• [About this task] Gather each line containing the string "JSON" from these entries.

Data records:
......

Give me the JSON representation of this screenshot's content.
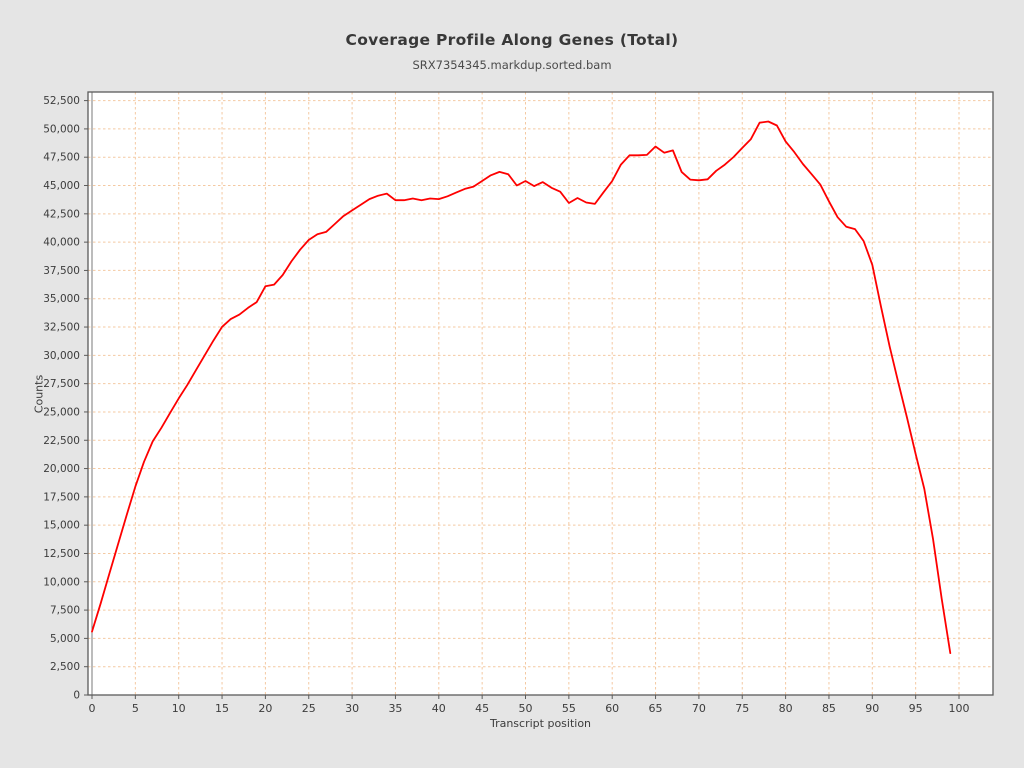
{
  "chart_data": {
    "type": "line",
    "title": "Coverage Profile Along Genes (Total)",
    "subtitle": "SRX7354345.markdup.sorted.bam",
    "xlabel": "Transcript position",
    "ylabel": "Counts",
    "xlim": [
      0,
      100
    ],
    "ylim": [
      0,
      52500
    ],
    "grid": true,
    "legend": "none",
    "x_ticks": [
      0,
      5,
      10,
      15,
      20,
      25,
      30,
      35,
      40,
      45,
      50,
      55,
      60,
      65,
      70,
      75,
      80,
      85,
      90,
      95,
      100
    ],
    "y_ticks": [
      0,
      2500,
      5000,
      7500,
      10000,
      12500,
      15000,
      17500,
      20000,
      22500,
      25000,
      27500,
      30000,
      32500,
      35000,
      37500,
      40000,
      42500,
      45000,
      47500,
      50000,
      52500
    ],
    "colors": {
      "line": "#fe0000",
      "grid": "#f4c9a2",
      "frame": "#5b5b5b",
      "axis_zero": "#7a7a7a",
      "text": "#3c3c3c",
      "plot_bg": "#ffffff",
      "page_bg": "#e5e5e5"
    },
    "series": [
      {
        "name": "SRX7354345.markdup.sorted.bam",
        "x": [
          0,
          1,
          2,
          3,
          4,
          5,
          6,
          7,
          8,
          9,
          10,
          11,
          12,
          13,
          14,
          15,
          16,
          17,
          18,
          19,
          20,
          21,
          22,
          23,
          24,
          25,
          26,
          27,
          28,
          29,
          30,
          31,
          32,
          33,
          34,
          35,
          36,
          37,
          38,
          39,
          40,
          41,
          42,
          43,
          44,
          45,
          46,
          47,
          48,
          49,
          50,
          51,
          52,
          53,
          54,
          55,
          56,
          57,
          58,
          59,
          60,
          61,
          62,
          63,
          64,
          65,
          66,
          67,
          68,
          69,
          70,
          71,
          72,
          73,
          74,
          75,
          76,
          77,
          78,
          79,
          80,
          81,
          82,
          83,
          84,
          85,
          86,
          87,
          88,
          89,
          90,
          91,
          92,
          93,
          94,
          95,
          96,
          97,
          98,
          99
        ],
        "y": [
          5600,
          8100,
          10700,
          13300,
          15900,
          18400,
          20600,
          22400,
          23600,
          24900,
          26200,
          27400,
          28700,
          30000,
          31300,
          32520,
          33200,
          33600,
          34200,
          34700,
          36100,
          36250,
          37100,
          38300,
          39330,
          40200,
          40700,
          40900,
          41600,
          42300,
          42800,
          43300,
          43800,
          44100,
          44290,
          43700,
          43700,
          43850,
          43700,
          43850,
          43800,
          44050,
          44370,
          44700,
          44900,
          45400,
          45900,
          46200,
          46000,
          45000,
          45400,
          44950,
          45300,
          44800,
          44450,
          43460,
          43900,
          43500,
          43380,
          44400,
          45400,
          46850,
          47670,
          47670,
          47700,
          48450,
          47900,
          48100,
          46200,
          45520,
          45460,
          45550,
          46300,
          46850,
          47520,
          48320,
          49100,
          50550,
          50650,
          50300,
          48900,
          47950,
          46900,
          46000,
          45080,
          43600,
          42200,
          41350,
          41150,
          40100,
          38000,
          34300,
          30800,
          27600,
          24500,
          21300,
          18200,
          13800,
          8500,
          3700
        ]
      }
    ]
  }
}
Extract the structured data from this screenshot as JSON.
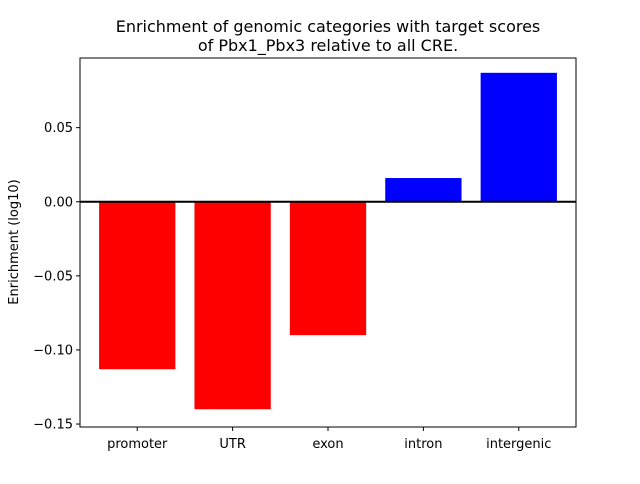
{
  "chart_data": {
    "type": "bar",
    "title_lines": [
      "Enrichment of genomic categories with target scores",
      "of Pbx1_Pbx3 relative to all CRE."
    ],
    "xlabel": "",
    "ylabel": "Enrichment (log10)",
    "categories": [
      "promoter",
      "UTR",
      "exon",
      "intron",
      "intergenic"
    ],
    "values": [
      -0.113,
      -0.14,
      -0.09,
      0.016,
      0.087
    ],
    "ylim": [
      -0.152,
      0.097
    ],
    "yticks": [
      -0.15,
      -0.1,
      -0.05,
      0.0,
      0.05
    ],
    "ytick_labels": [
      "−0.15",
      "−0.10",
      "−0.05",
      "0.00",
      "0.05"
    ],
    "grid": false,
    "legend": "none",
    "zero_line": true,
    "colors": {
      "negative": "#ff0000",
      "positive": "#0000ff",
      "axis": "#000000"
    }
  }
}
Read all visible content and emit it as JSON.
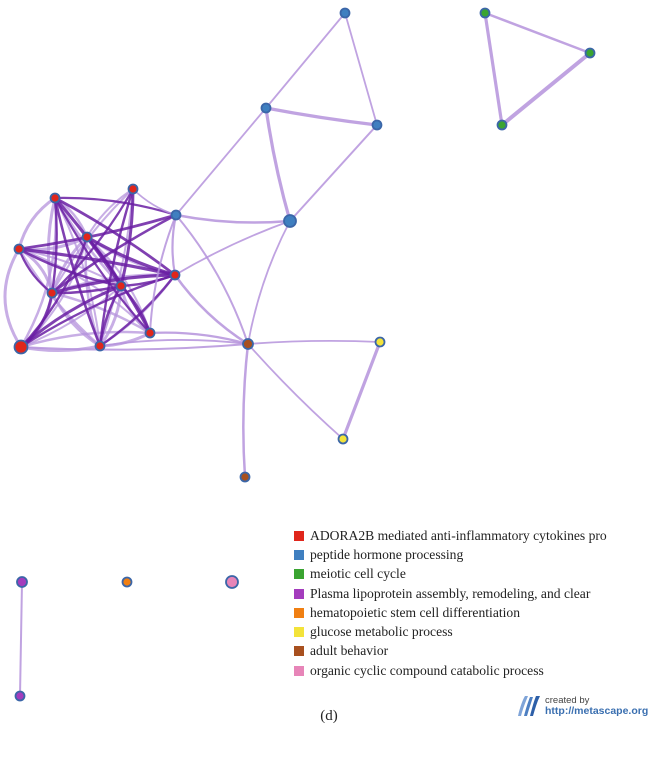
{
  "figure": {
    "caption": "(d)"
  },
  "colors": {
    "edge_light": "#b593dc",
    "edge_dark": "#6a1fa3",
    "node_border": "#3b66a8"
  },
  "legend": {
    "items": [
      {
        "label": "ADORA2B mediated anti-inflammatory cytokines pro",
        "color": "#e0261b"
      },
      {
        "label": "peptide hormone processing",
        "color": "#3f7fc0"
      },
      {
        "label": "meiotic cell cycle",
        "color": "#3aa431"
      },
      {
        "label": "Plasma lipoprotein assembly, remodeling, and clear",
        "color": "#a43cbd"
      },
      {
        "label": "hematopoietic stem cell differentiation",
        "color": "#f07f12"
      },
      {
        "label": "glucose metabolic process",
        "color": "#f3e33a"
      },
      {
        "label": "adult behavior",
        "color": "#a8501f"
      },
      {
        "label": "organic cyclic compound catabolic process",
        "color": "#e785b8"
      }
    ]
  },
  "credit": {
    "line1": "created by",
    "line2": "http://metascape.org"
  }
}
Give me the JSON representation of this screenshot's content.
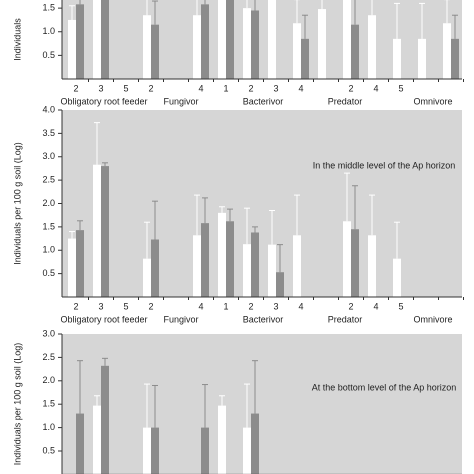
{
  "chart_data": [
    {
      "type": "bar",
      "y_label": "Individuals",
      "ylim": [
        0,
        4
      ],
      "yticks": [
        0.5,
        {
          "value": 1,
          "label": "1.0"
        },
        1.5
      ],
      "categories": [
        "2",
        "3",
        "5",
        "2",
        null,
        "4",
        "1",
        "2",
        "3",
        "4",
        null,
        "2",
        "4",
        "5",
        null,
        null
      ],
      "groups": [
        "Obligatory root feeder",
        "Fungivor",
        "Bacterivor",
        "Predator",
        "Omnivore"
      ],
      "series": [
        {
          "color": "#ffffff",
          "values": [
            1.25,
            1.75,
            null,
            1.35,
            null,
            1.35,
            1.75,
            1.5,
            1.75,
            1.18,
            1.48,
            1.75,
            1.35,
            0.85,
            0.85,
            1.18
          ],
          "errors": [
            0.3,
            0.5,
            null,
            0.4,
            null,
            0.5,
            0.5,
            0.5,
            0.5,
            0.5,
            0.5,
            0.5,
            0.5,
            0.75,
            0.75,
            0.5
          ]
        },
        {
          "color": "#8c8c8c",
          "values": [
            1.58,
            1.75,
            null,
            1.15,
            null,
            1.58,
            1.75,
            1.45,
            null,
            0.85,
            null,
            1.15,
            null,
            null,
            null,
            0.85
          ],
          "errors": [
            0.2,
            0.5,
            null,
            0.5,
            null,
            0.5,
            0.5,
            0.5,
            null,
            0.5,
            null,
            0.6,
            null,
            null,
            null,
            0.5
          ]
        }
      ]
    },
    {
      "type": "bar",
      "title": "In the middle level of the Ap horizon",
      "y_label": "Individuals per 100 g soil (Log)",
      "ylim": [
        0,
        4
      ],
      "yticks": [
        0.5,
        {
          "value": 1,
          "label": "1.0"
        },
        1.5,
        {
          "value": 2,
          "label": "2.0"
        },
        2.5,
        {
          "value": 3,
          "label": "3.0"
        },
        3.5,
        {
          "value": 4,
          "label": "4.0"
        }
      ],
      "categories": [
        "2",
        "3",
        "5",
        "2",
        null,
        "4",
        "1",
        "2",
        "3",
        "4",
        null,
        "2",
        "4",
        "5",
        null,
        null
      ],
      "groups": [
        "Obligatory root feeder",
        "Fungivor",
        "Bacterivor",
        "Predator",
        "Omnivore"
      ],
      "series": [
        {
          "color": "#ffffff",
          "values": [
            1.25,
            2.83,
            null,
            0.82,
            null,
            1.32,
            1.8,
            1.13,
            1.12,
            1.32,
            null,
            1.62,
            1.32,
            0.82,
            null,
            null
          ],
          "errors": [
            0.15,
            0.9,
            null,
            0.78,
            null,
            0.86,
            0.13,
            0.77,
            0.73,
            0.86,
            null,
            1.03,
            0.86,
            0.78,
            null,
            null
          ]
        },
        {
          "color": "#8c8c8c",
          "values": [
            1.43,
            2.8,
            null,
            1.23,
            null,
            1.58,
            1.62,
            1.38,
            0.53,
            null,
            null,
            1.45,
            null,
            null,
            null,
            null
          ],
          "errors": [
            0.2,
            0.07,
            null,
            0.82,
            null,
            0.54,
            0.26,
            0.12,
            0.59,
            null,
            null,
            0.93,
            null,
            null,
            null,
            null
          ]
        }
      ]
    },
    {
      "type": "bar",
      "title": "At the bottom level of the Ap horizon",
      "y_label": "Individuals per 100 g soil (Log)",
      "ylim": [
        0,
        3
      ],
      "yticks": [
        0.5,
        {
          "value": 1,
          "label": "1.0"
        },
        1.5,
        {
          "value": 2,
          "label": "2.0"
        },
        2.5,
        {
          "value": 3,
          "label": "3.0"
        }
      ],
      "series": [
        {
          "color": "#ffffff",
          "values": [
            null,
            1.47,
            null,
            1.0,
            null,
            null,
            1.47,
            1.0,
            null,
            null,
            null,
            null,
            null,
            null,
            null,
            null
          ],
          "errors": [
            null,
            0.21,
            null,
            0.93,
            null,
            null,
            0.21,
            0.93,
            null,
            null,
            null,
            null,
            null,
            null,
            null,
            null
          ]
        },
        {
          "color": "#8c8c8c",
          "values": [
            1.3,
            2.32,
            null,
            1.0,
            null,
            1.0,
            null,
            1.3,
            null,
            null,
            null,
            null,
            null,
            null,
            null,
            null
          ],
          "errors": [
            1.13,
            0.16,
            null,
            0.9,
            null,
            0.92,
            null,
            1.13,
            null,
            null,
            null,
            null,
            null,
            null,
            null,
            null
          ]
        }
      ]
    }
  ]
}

......

• [Solution for this exercise]
Give me the JSON representation of this screenshot's content.
Extract the structured data from this screenshot as JSON.
Read all visible content and emit it as JSON.
Give me the JSON representation of this screenshot's content.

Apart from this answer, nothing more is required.